- Goal
Track down each line that has the word "mariés" and copy it.

- Provided data
-.-.-
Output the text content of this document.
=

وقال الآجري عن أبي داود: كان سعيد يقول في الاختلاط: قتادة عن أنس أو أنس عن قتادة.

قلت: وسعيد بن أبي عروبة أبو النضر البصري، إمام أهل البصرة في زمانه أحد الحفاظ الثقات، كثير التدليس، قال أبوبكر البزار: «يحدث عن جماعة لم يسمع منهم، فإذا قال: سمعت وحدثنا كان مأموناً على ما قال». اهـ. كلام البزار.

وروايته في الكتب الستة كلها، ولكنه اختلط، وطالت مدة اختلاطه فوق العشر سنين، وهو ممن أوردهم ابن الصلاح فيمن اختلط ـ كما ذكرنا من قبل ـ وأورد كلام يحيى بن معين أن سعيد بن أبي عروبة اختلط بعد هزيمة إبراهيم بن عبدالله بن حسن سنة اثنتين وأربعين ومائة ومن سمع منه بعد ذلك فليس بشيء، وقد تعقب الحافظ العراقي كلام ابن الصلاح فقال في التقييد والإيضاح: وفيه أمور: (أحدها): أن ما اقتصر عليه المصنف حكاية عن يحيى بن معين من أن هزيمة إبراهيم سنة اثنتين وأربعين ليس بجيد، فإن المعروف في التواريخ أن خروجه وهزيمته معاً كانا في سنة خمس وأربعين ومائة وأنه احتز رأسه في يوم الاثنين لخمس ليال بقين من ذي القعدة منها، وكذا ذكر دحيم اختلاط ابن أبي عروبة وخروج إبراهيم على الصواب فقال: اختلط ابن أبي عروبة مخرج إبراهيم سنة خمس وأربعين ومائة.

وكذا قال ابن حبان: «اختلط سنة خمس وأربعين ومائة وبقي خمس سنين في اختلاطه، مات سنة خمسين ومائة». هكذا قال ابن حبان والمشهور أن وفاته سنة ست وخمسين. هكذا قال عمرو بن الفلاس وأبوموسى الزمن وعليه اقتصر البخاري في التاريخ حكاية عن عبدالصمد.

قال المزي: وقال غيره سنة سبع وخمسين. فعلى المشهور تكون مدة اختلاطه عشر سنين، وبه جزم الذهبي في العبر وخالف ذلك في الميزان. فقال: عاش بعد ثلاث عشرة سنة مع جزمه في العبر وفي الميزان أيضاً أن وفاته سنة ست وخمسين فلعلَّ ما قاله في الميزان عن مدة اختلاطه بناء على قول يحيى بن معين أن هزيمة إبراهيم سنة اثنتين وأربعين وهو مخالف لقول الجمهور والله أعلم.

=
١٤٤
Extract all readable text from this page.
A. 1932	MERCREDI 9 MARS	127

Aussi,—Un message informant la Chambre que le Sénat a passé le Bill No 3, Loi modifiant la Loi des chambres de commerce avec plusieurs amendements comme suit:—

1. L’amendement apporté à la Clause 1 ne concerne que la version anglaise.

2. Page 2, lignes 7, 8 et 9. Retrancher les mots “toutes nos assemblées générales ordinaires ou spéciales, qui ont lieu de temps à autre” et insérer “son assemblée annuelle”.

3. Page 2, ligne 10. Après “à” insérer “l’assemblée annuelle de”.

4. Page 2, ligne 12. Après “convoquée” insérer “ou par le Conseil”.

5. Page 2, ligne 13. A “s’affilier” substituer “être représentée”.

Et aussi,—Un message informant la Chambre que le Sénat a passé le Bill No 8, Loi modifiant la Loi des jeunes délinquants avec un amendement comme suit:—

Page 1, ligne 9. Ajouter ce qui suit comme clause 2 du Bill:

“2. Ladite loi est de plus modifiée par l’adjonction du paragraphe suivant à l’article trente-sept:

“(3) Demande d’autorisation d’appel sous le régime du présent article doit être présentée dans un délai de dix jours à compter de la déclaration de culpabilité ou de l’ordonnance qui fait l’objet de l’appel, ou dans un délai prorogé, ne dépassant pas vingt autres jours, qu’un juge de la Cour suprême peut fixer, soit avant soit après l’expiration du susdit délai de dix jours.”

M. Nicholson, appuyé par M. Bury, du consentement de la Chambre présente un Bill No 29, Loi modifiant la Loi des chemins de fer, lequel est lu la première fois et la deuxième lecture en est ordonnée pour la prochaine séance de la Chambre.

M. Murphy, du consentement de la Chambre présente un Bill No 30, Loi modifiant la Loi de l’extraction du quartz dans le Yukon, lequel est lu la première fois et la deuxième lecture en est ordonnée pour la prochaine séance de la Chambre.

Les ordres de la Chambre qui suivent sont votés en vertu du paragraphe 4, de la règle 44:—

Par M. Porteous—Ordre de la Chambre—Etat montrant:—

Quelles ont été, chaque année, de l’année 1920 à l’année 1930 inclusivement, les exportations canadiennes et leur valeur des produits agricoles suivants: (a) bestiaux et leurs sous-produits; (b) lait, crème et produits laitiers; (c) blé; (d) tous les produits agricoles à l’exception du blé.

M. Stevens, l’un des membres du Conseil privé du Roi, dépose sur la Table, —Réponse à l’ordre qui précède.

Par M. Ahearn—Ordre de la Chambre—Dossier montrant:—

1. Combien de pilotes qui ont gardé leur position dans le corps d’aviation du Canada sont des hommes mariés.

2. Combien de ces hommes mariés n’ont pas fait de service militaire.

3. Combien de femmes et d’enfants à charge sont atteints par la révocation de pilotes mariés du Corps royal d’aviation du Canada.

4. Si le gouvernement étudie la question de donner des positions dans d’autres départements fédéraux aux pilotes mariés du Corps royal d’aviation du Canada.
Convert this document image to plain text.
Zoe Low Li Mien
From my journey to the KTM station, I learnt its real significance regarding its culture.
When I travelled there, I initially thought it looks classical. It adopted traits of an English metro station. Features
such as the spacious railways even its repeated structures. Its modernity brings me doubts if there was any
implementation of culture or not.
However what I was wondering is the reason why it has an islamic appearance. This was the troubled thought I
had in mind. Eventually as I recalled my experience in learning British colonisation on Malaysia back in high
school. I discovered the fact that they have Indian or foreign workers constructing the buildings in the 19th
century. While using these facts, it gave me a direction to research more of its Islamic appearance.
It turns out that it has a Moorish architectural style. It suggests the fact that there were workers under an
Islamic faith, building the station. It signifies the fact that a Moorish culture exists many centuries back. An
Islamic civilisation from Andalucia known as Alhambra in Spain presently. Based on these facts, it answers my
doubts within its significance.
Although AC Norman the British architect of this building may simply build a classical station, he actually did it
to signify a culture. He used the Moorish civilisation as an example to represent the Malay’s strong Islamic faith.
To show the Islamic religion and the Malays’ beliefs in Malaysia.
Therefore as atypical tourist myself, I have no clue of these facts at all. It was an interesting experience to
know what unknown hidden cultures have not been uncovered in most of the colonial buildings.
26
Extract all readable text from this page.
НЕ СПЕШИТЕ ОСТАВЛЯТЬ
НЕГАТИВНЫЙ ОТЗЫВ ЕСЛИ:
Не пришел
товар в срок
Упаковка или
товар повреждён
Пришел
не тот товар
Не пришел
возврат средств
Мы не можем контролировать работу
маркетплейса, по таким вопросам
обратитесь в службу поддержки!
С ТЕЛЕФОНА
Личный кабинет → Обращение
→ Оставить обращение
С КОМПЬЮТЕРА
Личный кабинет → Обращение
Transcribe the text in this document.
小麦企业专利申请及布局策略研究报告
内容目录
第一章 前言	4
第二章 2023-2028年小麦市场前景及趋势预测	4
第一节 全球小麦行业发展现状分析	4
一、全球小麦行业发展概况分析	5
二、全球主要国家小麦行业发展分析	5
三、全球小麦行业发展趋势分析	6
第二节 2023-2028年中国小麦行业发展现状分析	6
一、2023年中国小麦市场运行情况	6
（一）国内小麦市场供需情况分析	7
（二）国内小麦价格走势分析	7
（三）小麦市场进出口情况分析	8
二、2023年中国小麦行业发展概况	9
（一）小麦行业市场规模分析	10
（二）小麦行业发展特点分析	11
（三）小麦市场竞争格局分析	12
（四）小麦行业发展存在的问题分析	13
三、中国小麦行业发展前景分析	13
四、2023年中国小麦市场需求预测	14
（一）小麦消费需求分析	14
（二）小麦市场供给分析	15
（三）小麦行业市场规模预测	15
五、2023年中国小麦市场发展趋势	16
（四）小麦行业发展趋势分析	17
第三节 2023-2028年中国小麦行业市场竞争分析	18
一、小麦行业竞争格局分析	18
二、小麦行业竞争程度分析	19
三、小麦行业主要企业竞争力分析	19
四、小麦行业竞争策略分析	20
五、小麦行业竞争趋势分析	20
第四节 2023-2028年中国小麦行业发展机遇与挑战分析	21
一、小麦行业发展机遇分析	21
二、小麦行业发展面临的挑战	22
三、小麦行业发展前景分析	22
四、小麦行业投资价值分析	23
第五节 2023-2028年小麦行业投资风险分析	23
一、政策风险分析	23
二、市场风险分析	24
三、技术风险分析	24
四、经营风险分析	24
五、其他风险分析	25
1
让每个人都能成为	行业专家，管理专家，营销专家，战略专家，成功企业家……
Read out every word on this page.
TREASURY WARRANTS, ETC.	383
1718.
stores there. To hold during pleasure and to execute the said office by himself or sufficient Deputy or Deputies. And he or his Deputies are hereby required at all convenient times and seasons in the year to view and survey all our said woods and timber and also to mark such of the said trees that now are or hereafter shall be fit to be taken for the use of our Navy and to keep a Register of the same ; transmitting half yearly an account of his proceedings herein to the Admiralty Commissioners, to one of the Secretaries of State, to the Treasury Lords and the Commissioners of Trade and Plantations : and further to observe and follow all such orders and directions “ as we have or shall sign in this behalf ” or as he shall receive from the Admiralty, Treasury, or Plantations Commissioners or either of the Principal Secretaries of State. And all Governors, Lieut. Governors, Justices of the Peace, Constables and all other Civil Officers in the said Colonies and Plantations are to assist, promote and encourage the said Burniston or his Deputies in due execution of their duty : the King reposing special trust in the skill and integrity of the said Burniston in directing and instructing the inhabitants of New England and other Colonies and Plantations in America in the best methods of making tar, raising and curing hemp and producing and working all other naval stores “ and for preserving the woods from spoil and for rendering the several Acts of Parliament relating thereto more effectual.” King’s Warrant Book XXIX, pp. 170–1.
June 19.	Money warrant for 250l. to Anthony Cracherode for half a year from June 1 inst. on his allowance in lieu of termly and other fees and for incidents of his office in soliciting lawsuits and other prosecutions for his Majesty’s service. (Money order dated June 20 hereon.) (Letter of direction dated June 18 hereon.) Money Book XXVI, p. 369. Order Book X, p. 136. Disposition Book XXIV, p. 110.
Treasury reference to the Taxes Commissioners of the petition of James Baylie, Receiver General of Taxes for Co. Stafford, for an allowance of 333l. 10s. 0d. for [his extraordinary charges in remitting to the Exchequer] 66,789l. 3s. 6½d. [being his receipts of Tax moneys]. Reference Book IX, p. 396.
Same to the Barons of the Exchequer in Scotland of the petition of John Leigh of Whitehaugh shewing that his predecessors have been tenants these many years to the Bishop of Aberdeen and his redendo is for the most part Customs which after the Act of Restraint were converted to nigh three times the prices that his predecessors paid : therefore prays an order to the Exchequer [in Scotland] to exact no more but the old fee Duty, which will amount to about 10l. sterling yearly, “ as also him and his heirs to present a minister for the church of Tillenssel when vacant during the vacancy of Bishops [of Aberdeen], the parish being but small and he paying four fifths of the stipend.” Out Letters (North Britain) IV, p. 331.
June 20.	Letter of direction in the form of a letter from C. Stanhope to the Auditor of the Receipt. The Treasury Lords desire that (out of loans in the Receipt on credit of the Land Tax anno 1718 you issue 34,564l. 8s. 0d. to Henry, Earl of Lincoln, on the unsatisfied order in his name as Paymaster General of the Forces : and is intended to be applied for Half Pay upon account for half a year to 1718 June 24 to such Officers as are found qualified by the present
-.-.-
- Result for this task
1. Combien de pilotes qui ont gardé leur position dans le corps d’aviation du Canada sont des hommes mariés.
2. Combien de ces hommes mariés n’ont pas fait de service militaire.
3. Combien de femmes et d’enfants à charge sont atteints par la révocation de pilotes mariés du Corps royal d’aviation du Canada.
4. Si le gouvernement étudie la question de donner des positions dans d’autres départements fédéraux aux pilotes mariés du Corps royal d’aviation du Canada.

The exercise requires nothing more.